PROBLEM TO WORK ON :: Which lines in the records below contain the word "Fall"? Copy each of them.

------------------------

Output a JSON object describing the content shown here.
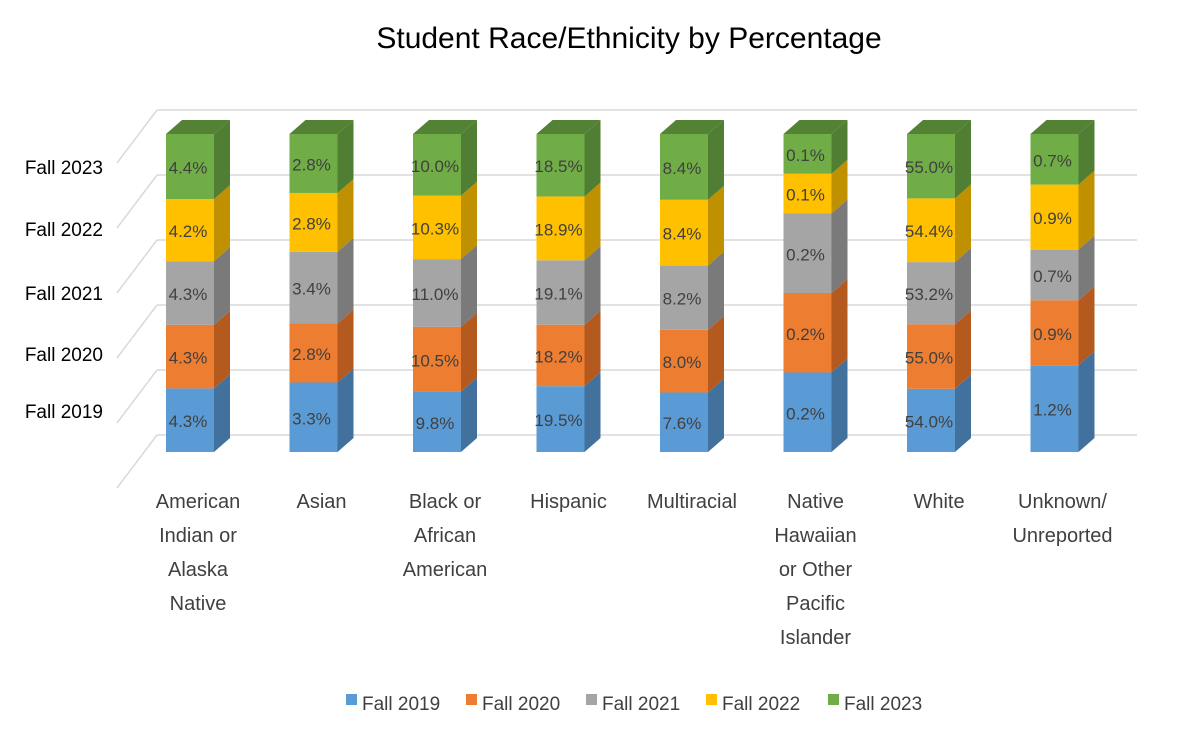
{
  "chart_data": {
    "type": "bar",
    "subtype": "stacked-3d",
    "title": "Student Race/Ethnicity by Percentage",
    "categories": [
      [
        "American",
        "Indian or",
        "Alaska",
        "Native"
      ],
      [
        "Asian"
      ],
      [
        "Black or",
        "African",
        "American"
      ],
      [
        "Hispanic"
      ],
      [
        "Multiracial"
      ],
      [
        "Native",
        "Hawaiian",
        "or Other",
        "Pacific",
        "Islander"
      ],
      [
        "White"
      ],
      [
        "Unknown/",
        "Unreported"
      ]
    ],
    "depth_axis_labels": [
      "Fall 2019",
      "Fall 2020",
      "Fall 2021",
      "Fall 2022",
      "Fall 2023"
    ],
    "series": [
      {
        "name": "Fall 2019",
        "color": "#5B9BD5",
        "side": "#41719C",
        "top": "#7FB3E0",
        "values": [
          4.3,
          3.3,
          9.8,
          19.5,
          7.6,
          0.2,
          54.0,
          1.2
        ],
        "labels": [
          "4.3%",
          "3.3%",
          "9.8%",
          "19.5%",
          "7.6%",
          "0.2%",
          "54.0%",
          "1.2%"
        ]
      },
      {
        "name": "Fall 2020",
        "color": "#ED7D31",
        "side": "#B55A1F",
        "top": "#F29B63",
        "values": [
          4.3,
          2.8,
          10.5,
          18.2,
          8.0,
          0.2,
          55.0,
          0.9
        ],
        "labels": [
          "4.3%",
          "2.8%",
          "10.5%",
          "18.2%",
          "8.0%",
          "0.2%",
          "55.0%",
          "0.9%"
        ]
      },
      {
        "name": "Fall 2021",
        "color": "#A5A5A5",
        "side": "#7A7A7A",
        "top": "#BFBFBF",
        "values": [
          4.3,
          3.4,
          11.0,
          19.1,
          8.2,
          0.2,
          53.2,
          0.7
        ],
        "labels": [
          "4.3%",
          "3.4%",
          "11.0%",
          "19.1%",
          "8.2%",
          "0.2%",
          "53.2%",
          "0.7%"
        ]
      },
      {
        "name": "Fall 2022",
        "color": "#FFC000",
        "side": "#BF9000",
        "top": "#FFD24D",
        "values": [
          4.2,
          2.8,
          10.3,
          18.9,
          8.4,
          0.1,
          54.4,
          0.9
        ],
        "labels": [
          "4.2%",
          "2.8%",
          "10.3%",
          "18.9%",
          "8.4%",
          "0.1%",
          "54.4%",
          "0.9%"
        ]
      },
      {
        "name": "Fall 2023",
        "color": "#70AD47",
        "side": "#507E32",
        "top": "#548235",
        "values": [
          4.4,
          2.8,
          10.0,
          18.5,
          8.4,
          0.1,
          55.0,
          0.7
        ],
        "labels": [
          "4.4%",
          "2.8%",
          "10.0%",
          "18.5%",
          "8.4%",
          "0.1%",
          "55.0%",
          "0.7%"
        ]
      }
    ],
    "segment_heights": [
      [
        4.3,
        4.3,
        4.3,
        4.2,
        4.4
      ],
      [
        3.3,
        2.8,
        3.4,
        2.8,
        2.8
      ],
      [
        9.8,
        10.5,
        11.0,
        10.3,
        10.0
      ],
      [
        19.5,
        18.2,
        19.1,
        18.9,
        18.5
      ],
      [
        7.6,
        8.0,
        8.2,
        8.4,
        8.4
      ],
      [
        0.2,
        0.2,
        0.2,
        0.1,
        0.1
      ],
      [
        54.0,
        55.0,
        53.2,
        54.4,
        55.0
      ],
      [
        1.2,
        0.9,
        0.7,
        0.9,
        0.7
      ]
    ],
    "grid": true,
    "legend_position": "bottom"
  }
}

------------------------

PROBLEM SOLUTION ::
      "Fall 2019",
      "Fall 2020",
      "Fall 2021",
      "Fall 2022",
      "Fall 2023"
        "name": "Fall 2019",
        "name": "Fall 2020",
        "name": "Fall 2021",
        "name": "Fall 2022",
        "name": "Fall 2023",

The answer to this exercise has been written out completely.